╔══
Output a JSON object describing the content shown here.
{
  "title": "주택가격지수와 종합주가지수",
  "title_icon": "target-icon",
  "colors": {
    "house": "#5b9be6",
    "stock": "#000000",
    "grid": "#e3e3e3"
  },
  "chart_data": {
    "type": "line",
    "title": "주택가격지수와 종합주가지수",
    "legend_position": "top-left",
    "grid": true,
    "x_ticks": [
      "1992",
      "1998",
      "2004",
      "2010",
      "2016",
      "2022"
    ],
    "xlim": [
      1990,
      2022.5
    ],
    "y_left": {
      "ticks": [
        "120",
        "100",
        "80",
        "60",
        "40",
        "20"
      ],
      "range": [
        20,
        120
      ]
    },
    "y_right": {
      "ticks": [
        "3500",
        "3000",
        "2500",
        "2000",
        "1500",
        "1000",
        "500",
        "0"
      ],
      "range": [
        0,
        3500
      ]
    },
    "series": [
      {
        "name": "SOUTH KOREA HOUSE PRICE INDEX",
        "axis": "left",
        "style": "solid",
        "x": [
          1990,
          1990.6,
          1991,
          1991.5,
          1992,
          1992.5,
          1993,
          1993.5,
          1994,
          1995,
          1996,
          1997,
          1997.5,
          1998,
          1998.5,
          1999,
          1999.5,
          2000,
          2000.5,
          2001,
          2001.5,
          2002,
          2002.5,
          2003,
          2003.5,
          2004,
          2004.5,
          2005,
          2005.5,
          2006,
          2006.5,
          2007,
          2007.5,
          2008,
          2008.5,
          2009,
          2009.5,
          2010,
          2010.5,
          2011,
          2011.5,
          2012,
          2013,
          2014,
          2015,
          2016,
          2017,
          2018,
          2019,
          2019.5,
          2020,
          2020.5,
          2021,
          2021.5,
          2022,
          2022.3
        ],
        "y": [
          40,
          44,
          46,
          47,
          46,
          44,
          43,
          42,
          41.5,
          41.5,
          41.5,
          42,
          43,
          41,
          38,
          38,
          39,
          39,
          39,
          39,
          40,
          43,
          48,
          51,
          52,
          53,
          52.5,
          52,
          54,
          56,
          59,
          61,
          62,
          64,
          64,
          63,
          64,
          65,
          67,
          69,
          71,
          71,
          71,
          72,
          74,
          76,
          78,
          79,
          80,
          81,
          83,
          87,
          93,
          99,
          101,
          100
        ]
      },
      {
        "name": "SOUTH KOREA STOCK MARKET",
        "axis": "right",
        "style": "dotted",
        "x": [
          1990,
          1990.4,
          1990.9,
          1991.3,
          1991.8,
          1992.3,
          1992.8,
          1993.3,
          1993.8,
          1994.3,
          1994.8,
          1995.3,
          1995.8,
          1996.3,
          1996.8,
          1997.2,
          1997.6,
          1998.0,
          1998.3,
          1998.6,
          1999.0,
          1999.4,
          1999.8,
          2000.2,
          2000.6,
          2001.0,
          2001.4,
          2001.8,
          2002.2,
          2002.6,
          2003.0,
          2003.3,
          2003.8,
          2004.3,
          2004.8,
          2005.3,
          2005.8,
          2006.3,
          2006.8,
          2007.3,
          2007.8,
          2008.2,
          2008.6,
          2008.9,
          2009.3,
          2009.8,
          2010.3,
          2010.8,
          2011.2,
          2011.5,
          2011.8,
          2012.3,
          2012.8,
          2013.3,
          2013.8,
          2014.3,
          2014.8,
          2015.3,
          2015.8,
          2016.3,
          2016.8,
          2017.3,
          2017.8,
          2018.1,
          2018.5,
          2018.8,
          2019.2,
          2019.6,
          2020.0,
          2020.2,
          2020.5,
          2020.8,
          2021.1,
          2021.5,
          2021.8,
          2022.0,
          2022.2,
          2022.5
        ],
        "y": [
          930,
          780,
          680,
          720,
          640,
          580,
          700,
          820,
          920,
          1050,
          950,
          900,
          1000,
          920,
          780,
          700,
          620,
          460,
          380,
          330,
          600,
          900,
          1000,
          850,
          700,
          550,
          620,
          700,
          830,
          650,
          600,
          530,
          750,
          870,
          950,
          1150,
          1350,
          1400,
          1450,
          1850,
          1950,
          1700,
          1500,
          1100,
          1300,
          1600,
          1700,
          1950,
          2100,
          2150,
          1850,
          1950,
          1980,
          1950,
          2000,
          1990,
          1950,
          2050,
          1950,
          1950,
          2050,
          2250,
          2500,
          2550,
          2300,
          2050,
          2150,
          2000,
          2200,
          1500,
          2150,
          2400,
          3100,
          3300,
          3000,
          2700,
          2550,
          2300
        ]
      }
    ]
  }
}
╚══
*TASK GOAL*. Transcribe the whole listing with nothing added or left out.

*EXERCISE ANSWER*.
Output a JSON object describing the content shown here.
{
  "title": "주택가격지수와 종합주가지수",
  "title_icon": "target-icon",
  "colors": {
    "house": "#5b9be6",
    "stock": "#000000",
    "grid": "#e3e3e3"
  },
  "chart_data": {
    "type": "line",
    "title": "주택가격지수와 종합주가지수",
    "legend_position": "top-left",
    "grid": true,
    "x_ticks": [
      "1992",
      "1998",
      "2004",
      "2010",
      "2016",
      "2022"
    ],
    "xlim": [
      1990,
      2022.5
    ],
    "y_left": {
      "ticks": [
        "120",
        "100",
        "80",
        "60",
        "40",
        "20"
      ],
      "range": [
        20,
        120
      ]
    },
    "y_right": {
      "ticks": [
        "3500",
        "3000",
        "2500",
        "2000",
        "1500",
        "1000",
        "500",
        "0"
      ],
      "range": [
        0,
        3500
      ]
    },
    "series": [
      {
        "name": "SOUTH KOREA HOUSE PRICE INDEX",
        "axis": "left",
        "style": "solid",
        "x": [
          1990,
          1990.6,
          1991,
          1991.5,
          1992,
          1992.5,
          1993,
          1993.5,
          1994,
          1995,
          1996,
          1997,
          1997.5,
          1998,
          1998.5,
          1999,
          1999.5,
          2000,
          2000.5,
          2001,
          2001.5,
          2002,
          2002.5,
          2003,
          2003.5,
          2004,
          2004.5,
          2005,
          2005.5,
          2006,
          2006.5,
          2007,
          2007.5,
          2008,
          2008.5,
          2009,
          2009.5,
          2010,
          2010.5,
          2011,
          2011.5,
          2012,
          2013,
          2014,
          2015,
          2016,
          2017,
          2018,
          2019,
          2019.5,
          2020,
          2020.5,
          2021,
          2021.5,
          2022,
          2022.3
        ],
        "y": [
          40,
          44,
          46,
          47,
          46,
          44,
          43,
          42,
          41.5,
          41.5,
          41.5,
          42,
          43,
          41,
          38,
          38,
          39,
          39,
          39,
          39,
          40,
          43,
          48,
          51,
          52,
          53,
          52.5,
          52,
          54,
          56,
          59,
          61,
          62,
          64,
          64,
          63,
          64,
          65,
          67,
          69,
          71,
          71,
          71,
          72,
          74,
          76,
          78,
          79,
          80,
          81,
          83,
          87,
          93,
          99,
          101,
          100
        ]
      },
      {
        "name": "SOUTH KOREA STOCK MARKET",
        "axis": "right",
        "style": "dotted",
        "x": [
          1990,
          1990.4,
          1990.9,
          1991.3,
          1991.8,
          1992.3,
          1992.8,
          1993.3,
          1993.8,
          1994.3,
          1994.8,
          1995.3,
          1995.8,
          1996.3,
          1996.8,
          1997.2,
          1997.6,
          1998.0,
          1998.3,
          1998.6,
          1999.0,
          1999.4,
          1999.8,
          2000.2,
          2000.6,
          2001.0,
          2001.4,
          2001.8,
          2002.2,
          2002.6,
          2003.0,
          2003.3,
          2003.8,
          2004.3,
          2004.8,
          2005.3,
          2005.8,
          2006.3,
          2006.8,
          2007.3,
          2007.8,
          2008.2,
          2008.6,
          2008.9,
          2009.3,
          2009.8,
          2010.3,
          2010.8,
          2011.2,
          2011.5,
          2011.8,
          2012.3,
          2012.8,
          2013.3,
          2013.8,
          2014.3,
          2014.8,
          2015.3,
          2015.8,
          2016.3,
          2016.8,
          2017.3,
          2017.8,
          2018.1,
          2018.5,
          2018.8,
          2019.2,
          2019.6,
          2020.0,
          2020.2,
          2020.5,
          2020.8,
          2021.1,
          2021.5,
          2021.8,
          2022.0,
          2022.2,
          2022.5
        ],
        "y": [
          930,
          780,
          680,
          720,
          640,
          580,
          700,
          820,
          920,
          1050,
          950,
          900,
          1000,
          920,
          780,
          700,
          620,
          460,
          380,
          330,
          600,
          900,
          1000,
          850,
          700,
          550,
          620,
          700,
          830,
          650,
          600,
          530,
          750,
          870,
          950,
          1150,
          1350,
          1400,
          1450,
          1850,
          1950,
          1700,
          1500,
          1100,
          1300,
          1600,
          1700,
          1950,
          2100,
          2150,
          1850,
          1950,
          1980,
          1950,
          2000,
          1990,
          1950,
          2050,
          1950,
          1950,
          2050,
          2250,
          2500,
          2550,
          2300,
          2050,
          2150,
          2000,
          2200,
          1500,
          2150,
          2400,
          3100,
          3300,
          3000,
          2700,
          2550,
          2300
        ]
      }
    ]
  }
}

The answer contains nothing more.